● **Exercise brief**: Lay out each line of every item below as a JSON list of strings, one string per line, omitting blank lines.

-- START Stored records --

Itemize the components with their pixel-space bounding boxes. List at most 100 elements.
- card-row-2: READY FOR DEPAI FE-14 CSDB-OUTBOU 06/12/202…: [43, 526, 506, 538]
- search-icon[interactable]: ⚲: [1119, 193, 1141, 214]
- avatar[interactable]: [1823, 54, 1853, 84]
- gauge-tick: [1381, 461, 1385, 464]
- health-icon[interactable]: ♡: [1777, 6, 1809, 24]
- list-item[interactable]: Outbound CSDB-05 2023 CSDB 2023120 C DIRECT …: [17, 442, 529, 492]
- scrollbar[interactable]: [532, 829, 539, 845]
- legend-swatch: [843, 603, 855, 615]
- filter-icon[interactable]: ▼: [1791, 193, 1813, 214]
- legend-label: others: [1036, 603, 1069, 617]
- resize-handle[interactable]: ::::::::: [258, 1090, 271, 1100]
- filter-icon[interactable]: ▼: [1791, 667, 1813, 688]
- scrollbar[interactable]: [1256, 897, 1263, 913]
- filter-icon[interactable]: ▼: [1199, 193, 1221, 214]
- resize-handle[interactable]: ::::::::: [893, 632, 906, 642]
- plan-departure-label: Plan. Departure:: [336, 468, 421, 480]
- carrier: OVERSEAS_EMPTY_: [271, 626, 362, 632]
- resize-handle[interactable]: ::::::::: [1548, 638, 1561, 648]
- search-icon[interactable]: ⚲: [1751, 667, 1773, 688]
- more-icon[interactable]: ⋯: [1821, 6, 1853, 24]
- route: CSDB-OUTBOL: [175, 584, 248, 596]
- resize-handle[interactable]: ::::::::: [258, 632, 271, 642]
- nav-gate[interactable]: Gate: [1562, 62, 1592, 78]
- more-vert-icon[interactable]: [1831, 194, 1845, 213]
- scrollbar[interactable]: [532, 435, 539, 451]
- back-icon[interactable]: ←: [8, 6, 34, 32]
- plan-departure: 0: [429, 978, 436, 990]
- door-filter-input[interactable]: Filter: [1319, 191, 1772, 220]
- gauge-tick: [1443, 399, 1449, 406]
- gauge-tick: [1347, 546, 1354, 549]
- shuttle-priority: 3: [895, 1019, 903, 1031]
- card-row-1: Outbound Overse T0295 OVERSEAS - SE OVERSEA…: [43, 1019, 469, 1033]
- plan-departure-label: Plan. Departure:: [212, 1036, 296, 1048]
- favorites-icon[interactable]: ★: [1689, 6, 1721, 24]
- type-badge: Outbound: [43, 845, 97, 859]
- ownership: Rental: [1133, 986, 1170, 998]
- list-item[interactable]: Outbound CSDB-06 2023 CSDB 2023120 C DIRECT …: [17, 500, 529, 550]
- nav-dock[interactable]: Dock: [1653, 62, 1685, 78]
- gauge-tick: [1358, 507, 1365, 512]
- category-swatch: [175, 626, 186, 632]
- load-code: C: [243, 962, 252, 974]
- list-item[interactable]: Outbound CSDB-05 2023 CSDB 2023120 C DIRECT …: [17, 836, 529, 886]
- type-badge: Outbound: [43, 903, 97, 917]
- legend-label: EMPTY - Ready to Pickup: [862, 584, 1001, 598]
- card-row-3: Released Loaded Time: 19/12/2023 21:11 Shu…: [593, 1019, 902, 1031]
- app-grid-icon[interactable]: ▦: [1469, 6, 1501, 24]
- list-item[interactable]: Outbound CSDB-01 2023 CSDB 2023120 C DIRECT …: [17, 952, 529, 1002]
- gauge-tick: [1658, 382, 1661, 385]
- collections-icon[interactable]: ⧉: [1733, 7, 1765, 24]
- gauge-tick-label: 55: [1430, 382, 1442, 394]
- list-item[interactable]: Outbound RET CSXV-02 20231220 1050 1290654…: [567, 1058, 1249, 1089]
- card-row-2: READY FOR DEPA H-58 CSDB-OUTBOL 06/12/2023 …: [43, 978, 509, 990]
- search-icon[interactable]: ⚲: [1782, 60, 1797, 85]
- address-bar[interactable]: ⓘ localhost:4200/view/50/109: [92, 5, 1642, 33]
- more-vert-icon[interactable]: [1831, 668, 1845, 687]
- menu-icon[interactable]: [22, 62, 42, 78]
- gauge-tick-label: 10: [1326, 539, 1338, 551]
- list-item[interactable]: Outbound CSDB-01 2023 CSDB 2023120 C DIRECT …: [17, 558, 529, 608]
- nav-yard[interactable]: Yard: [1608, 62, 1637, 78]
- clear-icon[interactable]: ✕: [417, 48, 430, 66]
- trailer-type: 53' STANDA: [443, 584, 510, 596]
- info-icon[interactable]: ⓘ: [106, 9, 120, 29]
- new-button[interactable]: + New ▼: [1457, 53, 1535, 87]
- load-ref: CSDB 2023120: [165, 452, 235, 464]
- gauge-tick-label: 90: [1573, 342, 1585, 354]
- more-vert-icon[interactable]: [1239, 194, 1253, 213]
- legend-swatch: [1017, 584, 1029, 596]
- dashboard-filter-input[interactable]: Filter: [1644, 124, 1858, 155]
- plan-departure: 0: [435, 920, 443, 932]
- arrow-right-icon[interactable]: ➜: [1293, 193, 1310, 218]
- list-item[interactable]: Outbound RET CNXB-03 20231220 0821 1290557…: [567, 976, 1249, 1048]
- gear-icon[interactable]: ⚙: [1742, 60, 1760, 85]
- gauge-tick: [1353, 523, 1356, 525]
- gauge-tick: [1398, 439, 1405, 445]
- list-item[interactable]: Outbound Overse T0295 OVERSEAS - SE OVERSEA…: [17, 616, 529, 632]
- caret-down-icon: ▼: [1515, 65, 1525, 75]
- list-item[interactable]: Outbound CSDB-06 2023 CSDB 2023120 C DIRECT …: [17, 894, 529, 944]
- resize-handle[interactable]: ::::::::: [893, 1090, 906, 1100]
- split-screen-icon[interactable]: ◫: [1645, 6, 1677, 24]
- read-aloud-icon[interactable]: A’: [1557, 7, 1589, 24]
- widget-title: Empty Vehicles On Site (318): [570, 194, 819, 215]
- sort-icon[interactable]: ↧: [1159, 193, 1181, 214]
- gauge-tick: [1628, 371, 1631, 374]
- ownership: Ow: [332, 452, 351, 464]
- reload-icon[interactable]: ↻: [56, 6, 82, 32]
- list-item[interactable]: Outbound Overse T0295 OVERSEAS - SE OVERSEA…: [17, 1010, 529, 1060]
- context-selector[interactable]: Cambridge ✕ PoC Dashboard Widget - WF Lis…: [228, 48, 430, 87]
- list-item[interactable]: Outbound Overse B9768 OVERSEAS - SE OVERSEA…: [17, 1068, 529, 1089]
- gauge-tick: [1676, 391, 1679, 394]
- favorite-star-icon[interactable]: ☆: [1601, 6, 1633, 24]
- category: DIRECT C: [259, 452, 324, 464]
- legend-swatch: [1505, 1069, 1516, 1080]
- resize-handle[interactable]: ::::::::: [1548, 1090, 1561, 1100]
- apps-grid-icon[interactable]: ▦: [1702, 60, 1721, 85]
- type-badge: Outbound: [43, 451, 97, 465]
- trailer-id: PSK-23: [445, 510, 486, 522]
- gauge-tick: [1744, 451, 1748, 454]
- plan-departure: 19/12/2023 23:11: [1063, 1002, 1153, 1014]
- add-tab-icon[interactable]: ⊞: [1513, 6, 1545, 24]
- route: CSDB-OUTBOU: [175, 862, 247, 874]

-- END Stored records --

● **Answer to the exercise**:
[
  "Itemize the components with their pixel-space bounding boxes. List at most 100 elements.",
  "- card-row-2: READY FOR DEPAI FE-14 CSDB-OUTBOU 06/12/202…: [43, 526, 506, 538]",
  "- search-icon[interactable]: ⚲: [1119, 193, 1141, 214]",
  "- avatar[interactable]: [1823, 54, 1853, 84]",
  "- gauge-tick: [1381, 461, 1385, 464]",
  "- health-icon[interactable]: ♡: [1777, 6, 1809, 24]",
  "- list-item[interactable]: Outbound CSDB-05 2023 CSDB 2023120 C DIRECT …: [17, 442, 529, 492]",
  "- scrollbar[interactable]: [532, 829, 539, 845]",
  "- legend-swatch: [843, 603, 855, 615]",
  "- filter-icon[interactable]: ▼: [1791, 193, 1813, 214]",
  "- legend-label: others: [1036, 603, 1069, 617]",
  "- resize-handle[interactable]: ::::::::: [258, 1090, 271, 1100]",
  "- filter-icon[interactable]: ▼: [1791, 667, 1813, 688]",
  "- scrollbar[interactable]: [1256, 897, 1263, 913]",
  "- filter-icon[interactable]: ▼: [1199, 193, 1221, 214]",
  "- resize-handle[interactable]: ::::::::: [893, 632, 906, 642]",
  "- plan-departure-label: Plan. Departure:: [336, 468, 421, 480]",
  "- carrier: OVERSEAS_EMPTY_: [271, 626, 362, 632]",
  "- resize-handle[interactable]: ::::::::: [1548, 638, 1561, 648]",
  "- search-icon[interactable]: ⚲: [1751, 667, 1773, 688]",
  "- more-icon[interactable]: ⋯: [1821, 6, 1853, 24]",
  "- route: CSDB-OUTBOL: [175, 584, 248, 596]",
  "- resize-handle[interactable]: ::::::::: [258, 632, 271, 642]",
  "- nav-gate[interactable]: Gate: [1562, 62, 1592, 78]",
  "- more-vert-icon[interactable]: [1831, 194, 1845, 213]",
  "- scrollbar[interactable]: [532, 435, 539, 451]",
  "- back-icon[interactable]: ←: [8, 6, 34, 32]",
  "- plan-departure: 0: [429, 978, 436, 990]",
  "- door-filter-input[interactable]: Filter: [1319, 191, 1772, 220]",
  "- gauge-tick: [1443, 399, 1449, 406]",
  "- gauge-tick: [1347, 546, 1354, 549]",
  "- shuttle-priority: 3: [895, 1019, 903, 1031]",
  "- card-row-1: Outbound Overse T0295 OVERSEAS - SE OVERSEA…: [43, 1019, 469, 1033]",
  "- plan-departure-label: Plan. Departure:: [212, 1036, 296, 1048]",
  "- favorites-icon[interactable]: ★: [1689, 6, 1721, 24]",
  "- type-badge: Outbound: [43, 845, 97, 859]",
  "- ownership: Rental: [1133, 986, 1170, 998]",
  "- list-item[interactable]: Outbound CSDB-06 2023 CSDB 2023120 C DIRECT …: [17, 500, 529, 550]",
  "- nav-dock[interactable]: Dock: [1653, 62, 1685, 78]",
  "- gauge-tick: [1358, 507, 1365, 512]",
  "- category-swatch: [175, 626, 186, 632]",
  "- load-code: C: [243, 962, 252, 974]",
  "- list-item[interactable]: Outbound CSDB-05 2023 CSDB 2023120 C DIRECT …: [17, 836, 529, 886]",
  "- type-badge: Outbound: [43, 903, 97, 917]",
  "- legend-label: EMPTY - Ready to Pickup: [862, 584, 1001, 598]",
  "- card-row-3: Released Loaded Time: 19/12/2023 21:11 Shu…: [593, 1019, 902, 1031]",
  "- app-grid-icon[interactable]: ▦: [1469, 6, 1501, 24]",
  "- list-item[interactable]: Outbound CSDB-01 2023 CSDB 2023120 C DIRECT …: [17, 952, 529, 1002]",
  "- gauge-tick: [1658, 382, 1661, 385]",
  "- collections-icon[interactable]: ⧉: [1733, 7, 1765, 24]",
  "- gauge-tick-label: 55: [1430, 382, 1442, 394]",
  "- list-item[interactable]: Outbound RET CSXV-02 20231220 1050 1290654…: [567, 1058, 1249, 1089]",
  "- card-row-2: READY FOR DEPA H-58 CSDB-OUTBOL 06/12/2023 …: [43, 978, 509, 990]",
  "- search-icon[interactable]: ⚲: [1782, 60, 1797, 85]",
  "- address-bar[interactable]: ⓘ localhost:4200/view/50/109: [92, 5, 1642, 33]",
  "- more-vert-icon[interactable]: [1831, 668, 1845, 687]",
  "- menu-icon[interactable]: [22, 62, 42, 78]",
  "- gauge-tick-label: 10: [1326, 539, 1338, 551]",
  "- list-item[interactable]: Outbound CSDB-01 2023 CSDB 2023120 C DIRECT …: [17, 558, 529, 608]",
  "- nav-yard[interactable]: Yard: [1608, 62, 1637, 78]",
  "- clear-icon[interactable]: ✕: [417, 48, 430, 66]",
  "- trailer-type: 53' STANDA: [443, 584, 510, 596]",
  "- info-icon[interactable]: ⓘ: [106, 9, 120, 29]",
  "- new-button[interactable]: + New ▼: [1457, 53, 1535, 87]",
  "- load-ref: CSDB 2023120: [165, 452, 235, 464]",
  "- gauge-tick-label: 90: [1573, 342, 1585, 354]",
  "- more-vert-icon[interactable]: [1239, 194, 1253, 213]",
  "- legend-swatch: [1017, 584, 1029, 596]",
  "- dashboard-filter-input[interactable]: Filter: [1644, 124, 1858, 155]",
  "- plan-departure: 0: [435, 920, 443, 932]",
  "- arrow-right-icon[interactable]: ➜: [1293, 193, 1310, 218]",
  "- list-item[interactable]: Outbound RET CNXB-03 20231220 0821 1290557…: [567, 976, 1249, 1048]",
  "- gear-icon[interactable]: ⚙: [1742, 60, 1760, 85]",
  "- gauge-tick: [1353, 523, 1356, 525]",
  "- gauge-tick: [1398, 439, 1405, 445]",
  "- list-item[interactable]: Outbound Overse T0295 OVERSEAS - SE OVERSEA…: [17, 616, 529, 632]",
  "- caret-down-icon: ▼: [1515, 65, 1525, 75]",
  "- list-item[interactable]: Outbound CSDB-06 2023 CSDB 2023120 C DIRECT …: [17, 894, 529, 944]",
  "- resize-handle[interactable]: ::::::::: [893, 1090, 906, 1100]",
  "- split-screen-icon[interactable]: ◫: [1645, 6, 1677, 24]",
  "- read-aloud-icon[interactable]: A’: [1557, 7, 1589, 24]",
  "- widget-title: Empty Vehicles On Site (318): [570, 194, 819, 215]",
  "- sort-icon[interactable]: ↧: [1159, 193, 1181, 214]",
  "- gauge-tick: [1628, 371, 1631, 374]",
  "- ownership: Ow: [332, 452, 351, 464]",
  "- reload-icon[interactable]: ↻: [56, 6, 82, 32]",
  "- list-item[interactable]: Outbound Overse T0295 OVERSEAS - SE OVERSEA…: [17, 1010, 529, 1060]",
  "- context-selector[interactable]: Cambridge ✕ PoC Dashboard Widget - WF Lis…: [228, 48, 430, 87]",
  "- list-item[interactable]: Outbound Overse B9768 OVERSEAS - SE OVERSEA…: [17, 1068, 529, 1089]",
  "- gauge-tick: [1676, 391, 1679, 394]",
  "- favorite-star-icon[interactable]: ☆: [1601, 6, 1633, 24]",
  "- category: DIRECT C: [259, 452, 324, 464]",
  "- legend-swatch: [1505, 1069, 1516, 1080]",
  "- resize-handle[interactable]: ::::::::: [1548, 1090, 1561, 1100]",
  "- apps-grid-icon[interactable]: ▦: [1702, 60, 1721, 85]",
  "- type-badge: Outbound: [43, 451, 97, 465]",
  "- trailer-id: PSK-23: [445, 510, 486, 522]",
  "- gauge-tick: [1744, 451, 1748, 454]",
  "- plan-departure: 19/12/2023 23:11: [1063, 1002, 1153, 1014]",
  "- add-tab-icon[interactable]: ⊞: [1513, 6, 1545, 24]",
  "- route: CSDB-OUTBOU: [175, 862, 247, 874]"
]